Aim of the task » Pull every line holding the string "стоимости" from the records below.

Records supplied »

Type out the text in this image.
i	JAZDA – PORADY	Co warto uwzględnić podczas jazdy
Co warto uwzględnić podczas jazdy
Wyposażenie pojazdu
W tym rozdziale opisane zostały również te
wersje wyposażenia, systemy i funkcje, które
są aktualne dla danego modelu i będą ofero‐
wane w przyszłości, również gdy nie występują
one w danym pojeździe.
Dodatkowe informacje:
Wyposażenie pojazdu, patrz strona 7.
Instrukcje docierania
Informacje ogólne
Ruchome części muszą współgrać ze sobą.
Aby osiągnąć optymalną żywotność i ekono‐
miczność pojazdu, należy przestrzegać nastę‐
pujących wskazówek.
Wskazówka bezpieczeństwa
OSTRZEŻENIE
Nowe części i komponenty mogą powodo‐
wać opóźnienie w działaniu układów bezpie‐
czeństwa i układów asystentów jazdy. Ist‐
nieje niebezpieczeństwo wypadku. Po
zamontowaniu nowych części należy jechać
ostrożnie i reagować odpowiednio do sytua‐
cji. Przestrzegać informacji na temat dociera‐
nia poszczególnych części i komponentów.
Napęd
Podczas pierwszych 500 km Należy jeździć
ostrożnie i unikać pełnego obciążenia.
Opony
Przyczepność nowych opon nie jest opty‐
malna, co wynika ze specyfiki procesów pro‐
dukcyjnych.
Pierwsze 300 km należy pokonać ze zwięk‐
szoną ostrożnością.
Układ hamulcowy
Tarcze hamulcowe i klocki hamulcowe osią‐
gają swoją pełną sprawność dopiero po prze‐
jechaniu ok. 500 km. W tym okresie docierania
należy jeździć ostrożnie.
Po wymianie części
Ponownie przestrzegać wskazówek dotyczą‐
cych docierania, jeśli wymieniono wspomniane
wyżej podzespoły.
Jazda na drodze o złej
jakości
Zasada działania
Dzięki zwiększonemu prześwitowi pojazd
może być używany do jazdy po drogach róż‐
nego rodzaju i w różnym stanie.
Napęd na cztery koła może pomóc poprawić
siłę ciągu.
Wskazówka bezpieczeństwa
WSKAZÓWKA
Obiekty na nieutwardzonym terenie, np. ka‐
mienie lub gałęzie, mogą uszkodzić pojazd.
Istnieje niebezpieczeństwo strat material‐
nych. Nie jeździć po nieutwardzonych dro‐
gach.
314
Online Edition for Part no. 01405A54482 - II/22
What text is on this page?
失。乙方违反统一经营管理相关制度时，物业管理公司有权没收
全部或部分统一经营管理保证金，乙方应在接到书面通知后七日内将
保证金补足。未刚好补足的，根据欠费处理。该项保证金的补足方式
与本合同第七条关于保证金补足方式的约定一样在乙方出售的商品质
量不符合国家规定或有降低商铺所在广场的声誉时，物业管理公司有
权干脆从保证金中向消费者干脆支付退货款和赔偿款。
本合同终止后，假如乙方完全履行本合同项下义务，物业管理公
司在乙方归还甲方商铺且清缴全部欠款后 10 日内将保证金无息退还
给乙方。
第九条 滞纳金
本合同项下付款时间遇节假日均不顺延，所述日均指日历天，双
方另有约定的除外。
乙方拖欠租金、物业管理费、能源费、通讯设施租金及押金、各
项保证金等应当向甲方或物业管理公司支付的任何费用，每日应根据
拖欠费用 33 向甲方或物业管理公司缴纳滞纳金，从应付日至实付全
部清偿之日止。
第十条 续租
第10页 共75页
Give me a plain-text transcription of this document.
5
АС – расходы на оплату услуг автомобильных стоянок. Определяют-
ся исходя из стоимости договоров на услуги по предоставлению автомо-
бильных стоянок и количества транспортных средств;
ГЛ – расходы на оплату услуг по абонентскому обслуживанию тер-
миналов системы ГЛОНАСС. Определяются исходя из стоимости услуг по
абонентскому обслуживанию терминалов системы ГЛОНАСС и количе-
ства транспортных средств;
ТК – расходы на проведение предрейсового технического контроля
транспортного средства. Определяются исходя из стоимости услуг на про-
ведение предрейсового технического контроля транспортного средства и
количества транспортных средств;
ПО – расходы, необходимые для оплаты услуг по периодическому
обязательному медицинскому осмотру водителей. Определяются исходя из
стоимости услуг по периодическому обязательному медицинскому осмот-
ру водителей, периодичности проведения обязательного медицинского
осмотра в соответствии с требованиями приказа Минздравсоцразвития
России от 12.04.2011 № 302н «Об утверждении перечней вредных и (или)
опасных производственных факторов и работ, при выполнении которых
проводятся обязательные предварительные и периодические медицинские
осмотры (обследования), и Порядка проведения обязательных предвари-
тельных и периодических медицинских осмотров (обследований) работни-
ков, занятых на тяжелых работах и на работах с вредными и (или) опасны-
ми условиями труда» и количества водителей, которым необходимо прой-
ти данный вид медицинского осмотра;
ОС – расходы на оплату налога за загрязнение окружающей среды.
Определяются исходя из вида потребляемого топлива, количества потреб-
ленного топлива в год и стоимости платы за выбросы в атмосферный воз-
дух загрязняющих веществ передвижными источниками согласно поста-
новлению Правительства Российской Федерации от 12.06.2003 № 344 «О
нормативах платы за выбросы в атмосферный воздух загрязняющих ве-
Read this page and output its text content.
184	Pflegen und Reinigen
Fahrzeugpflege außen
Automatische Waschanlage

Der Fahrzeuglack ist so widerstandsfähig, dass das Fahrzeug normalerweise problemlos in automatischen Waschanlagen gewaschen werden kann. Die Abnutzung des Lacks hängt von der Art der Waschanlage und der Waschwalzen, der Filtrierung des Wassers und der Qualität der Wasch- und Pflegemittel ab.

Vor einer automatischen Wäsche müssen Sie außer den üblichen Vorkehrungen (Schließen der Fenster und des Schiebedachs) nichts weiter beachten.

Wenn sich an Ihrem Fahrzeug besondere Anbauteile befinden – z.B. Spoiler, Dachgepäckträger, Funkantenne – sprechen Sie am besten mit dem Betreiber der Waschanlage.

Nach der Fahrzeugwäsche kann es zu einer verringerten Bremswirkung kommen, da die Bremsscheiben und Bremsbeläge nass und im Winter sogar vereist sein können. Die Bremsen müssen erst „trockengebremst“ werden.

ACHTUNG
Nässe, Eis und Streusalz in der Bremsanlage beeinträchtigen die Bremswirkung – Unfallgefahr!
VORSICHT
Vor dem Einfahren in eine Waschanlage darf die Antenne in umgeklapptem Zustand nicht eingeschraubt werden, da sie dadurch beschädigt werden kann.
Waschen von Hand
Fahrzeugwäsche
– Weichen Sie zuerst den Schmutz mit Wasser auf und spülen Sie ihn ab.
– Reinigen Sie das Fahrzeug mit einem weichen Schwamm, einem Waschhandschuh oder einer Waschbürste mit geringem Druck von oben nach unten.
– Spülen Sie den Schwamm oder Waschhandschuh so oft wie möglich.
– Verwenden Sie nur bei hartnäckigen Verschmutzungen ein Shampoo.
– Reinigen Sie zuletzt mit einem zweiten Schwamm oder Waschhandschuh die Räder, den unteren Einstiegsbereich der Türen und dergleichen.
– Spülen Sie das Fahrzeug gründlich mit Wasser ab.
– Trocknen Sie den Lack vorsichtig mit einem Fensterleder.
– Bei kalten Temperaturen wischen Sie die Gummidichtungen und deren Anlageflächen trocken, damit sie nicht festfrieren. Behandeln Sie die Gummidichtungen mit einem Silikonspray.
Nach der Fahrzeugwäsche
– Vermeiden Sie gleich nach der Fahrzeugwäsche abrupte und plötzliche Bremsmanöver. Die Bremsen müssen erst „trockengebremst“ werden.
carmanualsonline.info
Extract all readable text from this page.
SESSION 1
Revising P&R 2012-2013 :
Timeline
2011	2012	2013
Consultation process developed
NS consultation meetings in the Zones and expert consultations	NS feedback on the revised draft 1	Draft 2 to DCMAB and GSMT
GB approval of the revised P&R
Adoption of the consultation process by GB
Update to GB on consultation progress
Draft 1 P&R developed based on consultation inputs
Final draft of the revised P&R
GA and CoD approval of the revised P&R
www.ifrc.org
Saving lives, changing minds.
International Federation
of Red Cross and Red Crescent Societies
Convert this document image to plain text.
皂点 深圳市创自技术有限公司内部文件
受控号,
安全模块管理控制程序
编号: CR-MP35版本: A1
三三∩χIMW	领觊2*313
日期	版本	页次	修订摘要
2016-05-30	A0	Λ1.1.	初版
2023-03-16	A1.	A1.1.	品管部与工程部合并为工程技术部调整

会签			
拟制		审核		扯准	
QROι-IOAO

Solved problem »
ся исходя из стоимости договоров на услуги по предоставлению автомо-
миналов системы ГЛОНАСС. Определяются исходя из стоимости услуг по
транспортного средства. Определяются исходя из стоимости услуг на про-
стоимости услуг по периодическому обязательному медицинскому осмот-
ленного топлива в год и стоимости платы за выбросы в атмосферный воз-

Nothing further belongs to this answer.